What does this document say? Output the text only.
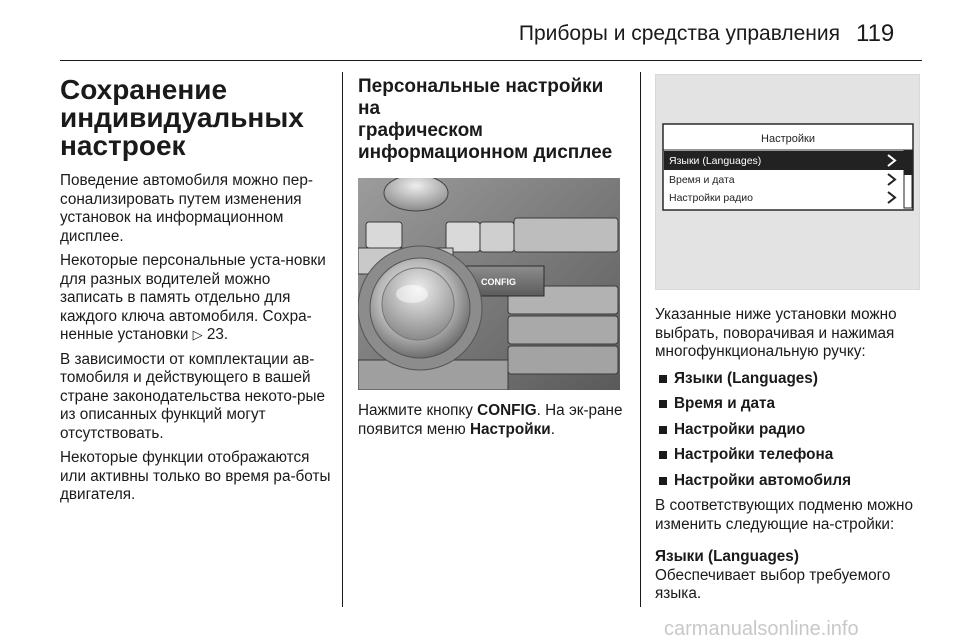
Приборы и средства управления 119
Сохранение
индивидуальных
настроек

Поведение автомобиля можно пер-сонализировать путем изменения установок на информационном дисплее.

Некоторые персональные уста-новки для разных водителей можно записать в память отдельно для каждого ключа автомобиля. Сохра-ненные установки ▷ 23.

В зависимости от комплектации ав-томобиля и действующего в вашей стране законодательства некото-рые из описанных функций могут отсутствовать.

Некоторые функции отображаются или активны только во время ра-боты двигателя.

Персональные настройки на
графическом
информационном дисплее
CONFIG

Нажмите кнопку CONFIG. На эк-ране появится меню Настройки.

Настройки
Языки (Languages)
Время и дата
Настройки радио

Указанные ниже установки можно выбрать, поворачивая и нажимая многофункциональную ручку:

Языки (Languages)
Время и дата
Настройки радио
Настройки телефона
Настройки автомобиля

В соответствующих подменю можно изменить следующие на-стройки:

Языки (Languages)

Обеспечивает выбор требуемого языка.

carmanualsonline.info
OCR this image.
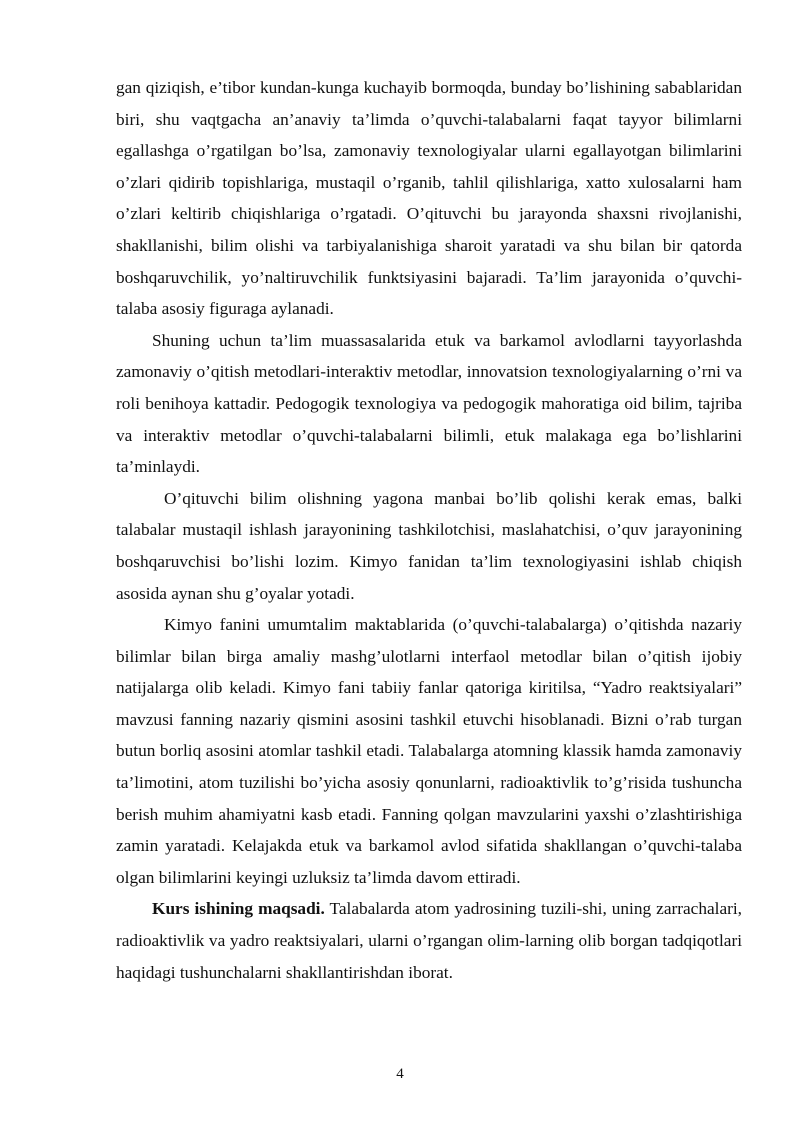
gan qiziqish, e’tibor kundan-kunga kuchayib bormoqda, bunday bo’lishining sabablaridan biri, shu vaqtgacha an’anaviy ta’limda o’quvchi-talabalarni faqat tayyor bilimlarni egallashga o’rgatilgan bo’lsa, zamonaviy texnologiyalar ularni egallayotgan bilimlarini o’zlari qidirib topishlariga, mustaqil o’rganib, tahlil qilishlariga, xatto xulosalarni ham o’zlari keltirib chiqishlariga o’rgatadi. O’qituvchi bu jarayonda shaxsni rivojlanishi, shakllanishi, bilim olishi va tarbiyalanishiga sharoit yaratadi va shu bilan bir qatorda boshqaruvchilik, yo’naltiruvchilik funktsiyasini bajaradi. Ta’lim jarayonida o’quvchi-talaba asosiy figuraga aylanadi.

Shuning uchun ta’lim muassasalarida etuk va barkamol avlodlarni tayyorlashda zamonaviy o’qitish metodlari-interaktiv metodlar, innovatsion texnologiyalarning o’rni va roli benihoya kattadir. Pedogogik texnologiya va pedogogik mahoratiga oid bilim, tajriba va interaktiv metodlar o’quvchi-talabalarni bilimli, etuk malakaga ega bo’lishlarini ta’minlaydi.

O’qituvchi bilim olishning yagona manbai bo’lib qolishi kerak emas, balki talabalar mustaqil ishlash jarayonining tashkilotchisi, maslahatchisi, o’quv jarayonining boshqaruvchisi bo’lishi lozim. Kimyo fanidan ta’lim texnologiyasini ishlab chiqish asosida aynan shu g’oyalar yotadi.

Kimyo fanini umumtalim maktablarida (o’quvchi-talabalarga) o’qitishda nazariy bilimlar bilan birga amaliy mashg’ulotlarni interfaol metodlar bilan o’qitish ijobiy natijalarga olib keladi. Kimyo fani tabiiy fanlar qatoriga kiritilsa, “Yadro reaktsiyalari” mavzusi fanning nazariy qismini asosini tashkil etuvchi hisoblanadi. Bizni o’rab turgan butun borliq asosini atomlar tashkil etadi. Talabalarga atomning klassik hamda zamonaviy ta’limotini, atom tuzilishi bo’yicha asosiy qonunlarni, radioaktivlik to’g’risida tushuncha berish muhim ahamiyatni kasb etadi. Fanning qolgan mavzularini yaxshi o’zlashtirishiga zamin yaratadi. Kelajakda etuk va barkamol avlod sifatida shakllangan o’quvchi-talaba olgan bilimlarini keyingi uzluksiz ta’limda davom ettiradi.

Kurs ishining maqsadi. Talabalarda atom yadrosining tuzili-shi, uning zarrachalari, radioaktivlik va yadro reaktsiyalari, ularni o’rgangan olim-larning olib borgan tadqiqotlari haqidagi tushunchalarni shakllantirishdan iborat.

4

--

■ GIVEN REQUEST:
Using the listing, collect all lines in which the string "this" is found.

■ THE ANSWER:
What does this document say? Output the text only.
OCR this image.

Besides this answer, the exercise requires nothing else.